• [DIRECTIONS]
Write out every entry, unchanged. Skip any picture.

(Data excerpts)

════

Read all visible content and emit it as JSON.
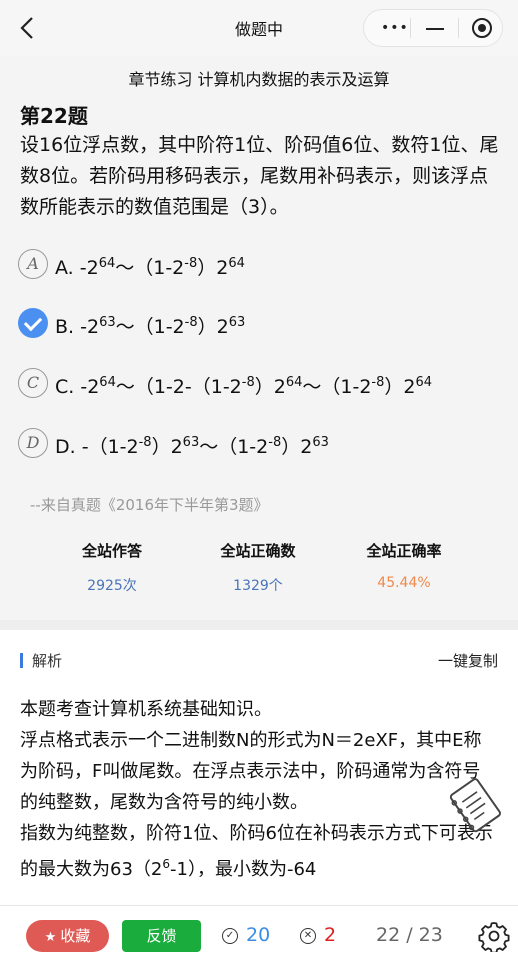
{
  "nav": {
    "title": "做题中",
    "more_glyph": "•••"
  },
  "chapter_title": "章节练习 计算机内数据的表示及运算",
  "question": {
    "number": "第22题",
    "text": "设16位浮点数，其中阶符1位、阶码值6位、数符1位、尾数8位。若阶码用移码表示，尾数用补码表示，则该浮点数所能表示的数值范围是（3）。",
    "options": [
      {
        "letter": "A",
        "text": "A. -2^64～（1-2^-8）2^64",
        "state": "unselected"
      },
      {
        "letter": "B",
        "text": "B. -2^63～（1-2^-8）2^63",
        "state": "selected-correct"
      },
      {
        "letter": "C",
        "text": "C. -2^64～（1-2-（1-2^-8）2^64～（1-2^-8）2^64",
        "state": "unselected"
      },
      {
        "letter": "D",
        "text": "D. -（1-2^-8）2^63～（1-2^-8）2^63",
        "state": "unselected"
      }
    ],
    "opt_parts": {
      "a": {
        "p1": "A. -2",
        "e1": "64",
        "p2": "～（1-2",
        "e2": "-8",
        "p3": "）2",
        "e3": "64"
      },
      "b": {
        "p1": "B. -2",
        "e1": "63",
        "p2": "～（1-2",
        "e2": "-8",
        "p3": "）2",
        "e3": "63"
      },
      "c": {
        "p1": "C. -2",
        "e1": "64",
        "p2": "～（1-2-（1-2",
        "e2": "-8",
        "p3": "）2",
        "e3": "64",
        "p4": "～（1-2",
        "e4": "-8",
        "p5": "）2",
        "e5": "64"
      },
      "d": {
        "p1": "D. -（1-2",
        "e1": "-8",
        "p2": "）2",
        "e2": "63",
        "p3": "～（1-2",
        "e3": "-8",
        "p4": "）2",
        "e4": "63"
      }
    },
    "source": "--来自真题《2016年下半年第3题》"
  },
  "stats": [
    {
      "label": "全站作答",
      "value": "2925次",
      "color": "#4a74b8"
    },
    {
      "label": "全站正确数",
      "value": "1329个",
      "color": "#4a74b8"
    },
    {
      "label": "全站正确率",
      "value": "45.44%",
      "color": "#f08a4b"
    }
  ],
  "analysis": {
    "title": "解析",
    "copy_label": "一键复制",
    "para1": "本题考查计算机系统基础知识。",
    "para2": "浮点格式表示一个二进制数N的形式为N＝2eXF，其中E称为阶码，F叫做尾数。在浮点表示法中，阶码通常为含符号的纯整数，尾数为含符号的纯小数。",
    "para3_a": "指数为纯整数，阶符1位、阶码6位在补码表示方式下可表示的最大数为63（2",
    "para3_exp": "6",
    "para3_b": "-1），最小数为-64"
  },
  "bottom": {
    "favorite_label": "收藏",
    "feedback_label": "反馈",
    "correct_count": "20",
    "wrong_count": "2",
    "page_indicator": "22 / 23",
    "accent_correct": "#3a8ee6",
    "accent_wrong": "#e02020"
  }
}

════

• [SOLUTION TO THIS EXERCISE]
Read all visible content and emit it as JSON.
{
  "nav": {
    "title": "做题中",
    "more_glyph": "•••"
  },
  "chapter_title": "章节练习 计算机内数据的表示及运算",
  "question": {
    "number": "第22题",
    "text": "设16位浮点数，其中阶符1位、阶码值6位、数符1位、尾数8位。若阶码用移码表示，尾数用补码表示，则该浮点数所能表示的数值范围是（3）。",
    "options": [
      {
        "letter": "A",
        "text": "A. -2^64～（1-2^-8）2^64",
        "state": "unselected"
      },
      {
        "letter": "B",
        "text": "B. -2^63～（1-2^-8）2^63",
        "state": "selected-correct"
      },
      {
        "letter": "C",
        "text": "C. -2^64～（1-2-（1-2^-8）2^64～（1-2^-8）2^64",
        "state": "unselected"
      },
      {
        "letter": "D",
        "text": "D. -（1-2^-8）2^63～（1-2^-8）2^63",
        "state": "unselected"
      }
    ],
    "opt_parts": {
      "a": {
        "p1": "A. -2",
        "e1": "64",
        "p2": "～（1-2",
        "e2": "-8",
        "p3": "）2",
        "e3": "64"
      },
      "b": {
        "p1": "B. -2",
        "e1": "63",
        "p2": "～（1-2",
        "e2": "-8",
        "p3": "）2",
        "e3": "63"
      },
      "c": {
        "p1": "C. -2",
        "e1": "64",
        "p2": "～（1-2-（1-2",
        "e2": "-8",
        "p3": "）2",
        "e3": "64",
        "p4": "～（1-2",
        "e4": "-8",
        "p5": "）2",
        "e5": "64"
      },
      "d": {
        "p1": "D. -（1-2",
        "e1": "-8",
        "p2": "）2",
        "e2": "63",
        "p3": "～（1-2",
        "e3": "-8",
        "p4": "）2",
        "e4": "63"
      }
    },
    "source": "--来自真题《2016年下半年第3题》"
  },
  "stats": [
    {
      "label": "全站作答",
      "value": "2925次",
      "color": "#4a74b8"
    },
    {
      "label": "全站正确数",
      "value": "1329个",
      "color": "#4a74b8"
    },
    {
      "label": "全站正确率",
      "value": "45.44%",
      "color": "#f08a4b"
    }
  ],
  "analysis": {
    "title": "解析",
    "copy_label": "一键复制",
    "para1": "本题考查计算机系统基础知识。",
    "para2": "浮点格式表示一个二进制数N的形式为N＝2eXF，其中E称为阶码，F叫做尾数。在浮点表示法中，阶码通常为含符号的纯整数，尾数为含符号的纯小数。",
    "para3_a": "指数为纯整数，阶符1位、阶码6位在补码表示方式下可表示的最大数为63（2",
    "para3_exp": "6",
    "para3_b": "-1），最小数为-64"
  },
  "bottom": {
    "favorite_label": "收藏",
    "feedback_label": "反馈",
    "correct_count": "20",
    "wrong_count": "2",
    "page_indicator": "22 / 23",
    "accent_correct": "#3a8ee6",
    "accent_wrong": "#e02020"
  }
}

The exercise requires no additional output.